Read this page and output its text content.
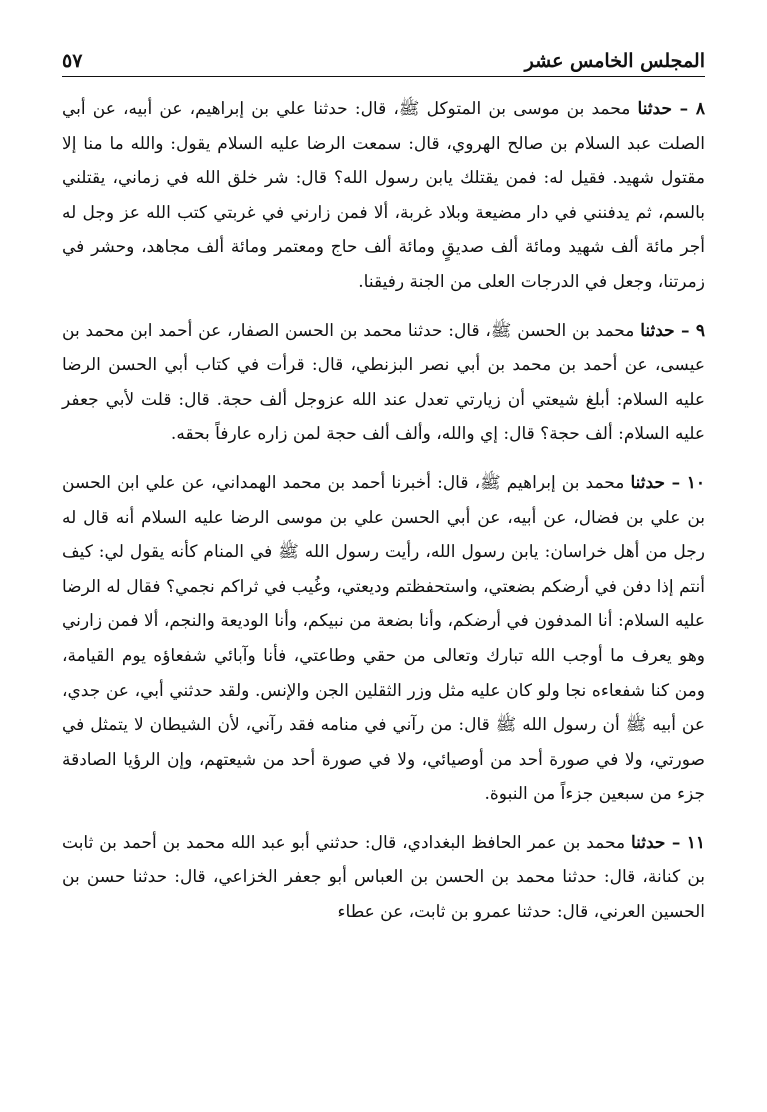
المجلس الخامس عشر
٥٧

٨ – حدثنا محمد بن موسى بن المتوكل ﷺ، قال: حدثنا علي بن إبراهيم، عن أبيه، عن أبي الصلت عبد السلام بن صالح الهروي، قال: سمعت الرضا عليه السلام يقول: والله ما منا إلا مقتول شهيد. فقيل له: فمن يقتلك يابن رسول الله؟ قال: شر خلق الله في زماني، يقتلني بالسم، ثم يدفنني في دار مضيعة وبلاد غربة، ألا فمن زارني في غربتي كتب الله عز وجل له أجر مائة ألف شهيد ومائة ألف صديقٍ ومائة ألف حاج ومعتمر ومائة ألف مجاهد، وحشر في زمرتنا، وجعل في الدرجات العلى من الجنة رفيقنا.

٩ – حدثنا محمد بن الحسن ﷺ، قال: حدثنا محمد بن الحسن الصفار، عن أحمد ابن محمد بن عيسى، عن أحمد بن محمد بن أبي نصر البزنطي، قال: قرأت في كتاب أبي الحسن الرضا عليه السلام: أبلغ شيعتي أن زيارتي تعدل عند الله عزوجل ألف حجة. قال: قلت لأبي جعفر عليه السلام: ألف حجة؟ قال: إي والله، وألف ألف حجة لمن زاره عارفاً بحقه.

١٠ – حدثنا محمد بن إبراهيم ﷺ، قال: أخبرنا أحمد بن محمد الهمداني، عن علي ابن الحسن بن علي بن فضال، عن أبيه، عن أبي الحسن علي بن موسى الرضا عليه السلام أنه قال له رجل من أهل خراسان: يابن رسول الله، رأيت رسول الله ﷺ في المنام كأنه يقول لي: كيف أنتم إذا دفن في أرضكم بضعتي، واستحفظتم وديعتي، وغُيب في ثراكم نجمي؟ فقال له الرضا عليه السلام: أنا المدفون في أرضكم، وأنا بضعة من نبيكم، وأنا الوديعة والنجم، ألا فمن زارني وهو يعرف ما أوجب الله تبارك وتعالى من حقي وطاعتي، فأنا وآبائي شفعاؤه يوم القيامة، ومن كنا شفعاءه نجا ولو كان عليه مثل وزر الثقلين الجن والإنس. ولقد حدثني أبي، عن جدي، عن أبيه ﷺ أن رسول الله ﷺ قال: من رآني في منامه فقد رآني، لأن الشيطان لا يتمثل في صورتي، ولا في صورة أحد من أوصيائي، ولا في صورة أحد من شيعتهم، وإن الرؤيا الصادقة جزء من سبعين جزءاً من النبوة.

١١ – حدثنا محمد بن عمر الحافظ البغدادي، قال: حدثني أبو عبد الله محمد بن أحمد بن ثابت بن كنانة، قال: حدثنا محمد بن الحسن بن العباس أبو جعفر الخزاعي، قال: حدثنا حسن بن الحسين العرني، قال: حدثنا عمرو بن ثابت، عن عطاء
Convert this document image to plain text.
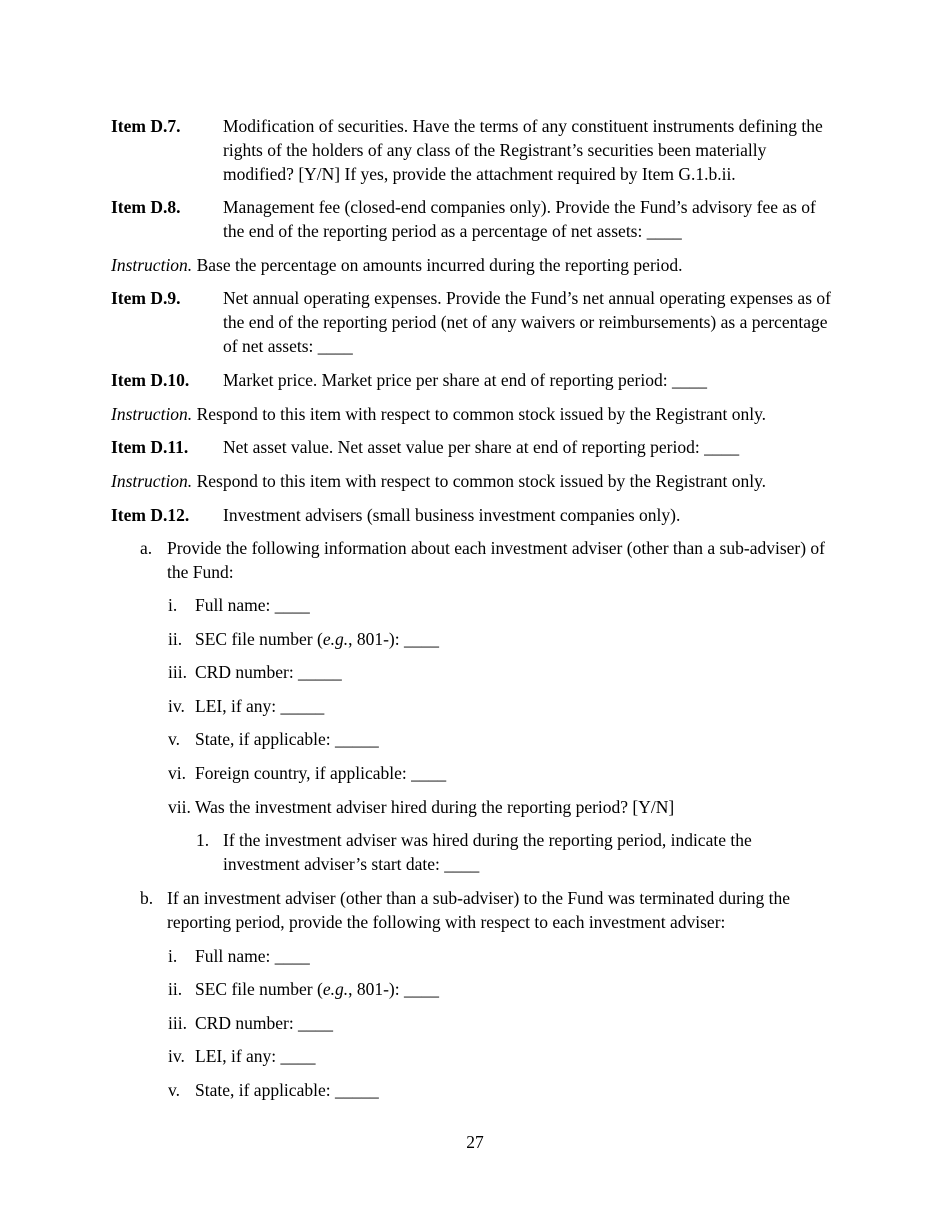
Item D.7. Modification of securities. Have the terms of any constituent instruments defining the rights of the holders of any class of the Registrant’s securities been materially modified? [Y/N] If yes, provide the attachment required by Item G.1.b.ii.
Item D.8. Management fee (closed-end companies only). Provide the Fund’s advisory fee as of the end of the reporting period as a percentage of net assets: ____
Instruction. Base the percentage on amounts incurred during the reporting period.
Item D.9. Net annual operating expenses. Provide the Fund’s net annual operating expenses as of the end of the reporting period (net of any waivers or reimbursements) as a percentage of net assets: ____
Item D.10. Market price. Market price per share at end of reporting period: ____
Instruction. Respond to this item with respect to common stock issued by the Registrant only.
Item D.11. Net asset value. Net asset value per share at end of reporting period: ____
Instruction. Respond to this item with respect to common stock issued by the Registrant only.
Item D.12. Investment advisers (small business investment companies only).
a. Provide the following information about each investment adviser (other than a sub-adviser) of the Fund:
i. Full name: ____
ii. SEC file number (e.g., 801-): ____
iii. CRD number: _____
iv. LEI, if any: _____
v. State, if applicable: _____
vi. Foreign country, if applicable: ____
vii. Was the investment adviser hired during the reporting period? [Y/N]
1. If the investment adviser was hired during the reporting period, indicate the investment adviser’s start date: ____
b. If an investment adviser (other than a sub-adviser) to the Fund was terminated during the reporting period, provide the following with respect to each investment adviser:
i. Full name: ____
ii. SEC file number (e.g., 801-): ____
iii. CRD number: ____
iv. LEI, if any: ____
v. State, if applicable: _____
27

_ _ _ _

Required work: Print the complete listing exactly, apart from any pictures.

The response:
Read this page and output its text content.
المجلس الخامس عشر
٥٧

٨ – حدثنا محمد بن موسى بن المتوكل ﷺ، قال: حدثنا علي بن إبراهيم، عن أبيه، عن أبي الصلت عبد السلام بن صالح الهروي، قال: سمعت الرضا عليه السلام يقول: والله ما منا إلا مقتول شهيد. فقيل له: فمن يقتلك يابن رسول الله؟ قال: شر خلق الله في زماني، يقتلني بالسم، ثم يدفنني في دار مضيعة وبلاد غربة، ألا فمن زارني في غربتي كتب الله عز وجل له أجر مائة ألف شهيد ومائة ألف صديقٍ ومائة ألف حاج ومعتمر ومائة ألف مجاهد، وحشر في زمرتنا، وجعل في الدرجات العلى من الجنة رفيقنا.

٩ – حدثنا محمد بن الحسن ﷺ، قال: حدثنا محمد بن الحسن الصفار، عن أحمد ابن محمد بن عيسى، عن أحمد بن محمد بن أبي نصر البزنطي، قال: قرأت في كتاب أبي الحسن الرضا عليه السلام: أبلغ شيعتي أن زيارتي تعدل عند الله عزوجل ألف حجة. قال: قلت لأبي جعفر عليه السلام: ألف حجة؟ قال: إي والله، وألف ألف حجة لمن زاره عارفاً بحقه.

١٠ – حدثنا محمد بن إبراهيم ﷺ، قال: أخبرنا أحمد بن محمد الهمداني، عن علي ابن الحسن بن علي بن فضال، عن أبيه، عن أبي الحسن علي بن موسى الرضا عليه السلام أنه قال له رجل من أهل خراسان: يابن رسول الله، رأيت رسول الله ﷺ في المنام كأنه يقول لي: كيف أنتم إذا دفن في أرضكم بضعتي، واستحفظتم وديعتي، وغُيب في ثراكم نجمي؟ فقال له الرضا عليه السلام: أنا المدفون في أرضكم، وأنا بضعة من نبيكم، وأنا الوديعة والنجم، ألا فمن زارني وهو يعرف ما أوجب الله تبارك وتعالى من حقي وطاعتي، فأنا وآبائي شفعاؤه يوم القيامة، ومن كنا شفعاءه نجا ولو كان عليه مثل وزر الثقلين الجن والإنس. ولقد حدثني أبي، عن جدي، عن أبيه ﷺ أن رسول الله ﷺ قال: من رآني في منامه فقد رآني، لأن الشيطان لا يتمثل في صورتي، ولا في صورة أحد من أوصيائي، ولا في صورة أحد من شيعتهم، وإن الرؤيا الصادقة جزء من سبعين جزءاً من النبوة.

١١ – حدثنا محمد بن عمر الحافظ البغدادي، قال: حدثني أبو عبد الله محمد بن أحمد بن ثابت بن كنانة، قال: حدثنا محمد بن الحسن بن العباس أبو جعفر الخزاعي، قال: حدثنا حسن بن الحسين العرني، قال: حدثنا عمرو بن ثابت، عن عطاء
Convert this document image to plain text.
Item D.7. Modification of securities. Have the terms of any constituent instruments defining the rights of the holders of any class of the Registrant’s securities been materially modified? [Y/N] If yes, provide the attachment required by Item G.1.b.ii.
Item D.8. Management fee (closed-end companies only). Provide the Fund’s advisory fee as of the end of the reporting period as a percentage of net assets: ____
Instruction. Base the percentage on amounts incurred during the reporting period.
Item D.9. Net annual operating expenses. Provide the Fund’s net annual operating expenses as of the end of the reporting period (net of any waivers or reimbursements) as a percentage of net assets: ____
Item D.10. Market price. Market price per share at end of reporting period: ____
Instruction. Respond to this item with respect to common stock issued by the Registrant only.
Item D.11. Net asset value. Net asset value per share at end of reporting period: ____
Instruction. Respond to this item with respect to common stock issued by the Registrant only.
Item D.12. Investment advisers (small business investment companies only).
a. Provide the following information about each investment adviser (other than a sub-adviser) of the Fund:
i. Full name: ____
ii. SEC file number (e.g., 801-): ____
iii. CRD number: _____
iv. LEI, if any: _____
v. State, if applicable: _____
vi. Foreign country, if applicable: ____
vii. Was the investment adviser hired during the reporting period? [Y/N]
1. If the investment adviser was hired during the reporting period, indicate the investment adviser’s start date: ____
b. If an investment adviser (other than a sub-adviser) to the Fund was terminated during the reporting period, provide the following with respect to each investment adviser:
i. Full name: ____
ii. SEC file number (e.g., 801-): ____
iii. CRD number: ____
iv. LEI, if any: ____
v. State, if applicable: _____
27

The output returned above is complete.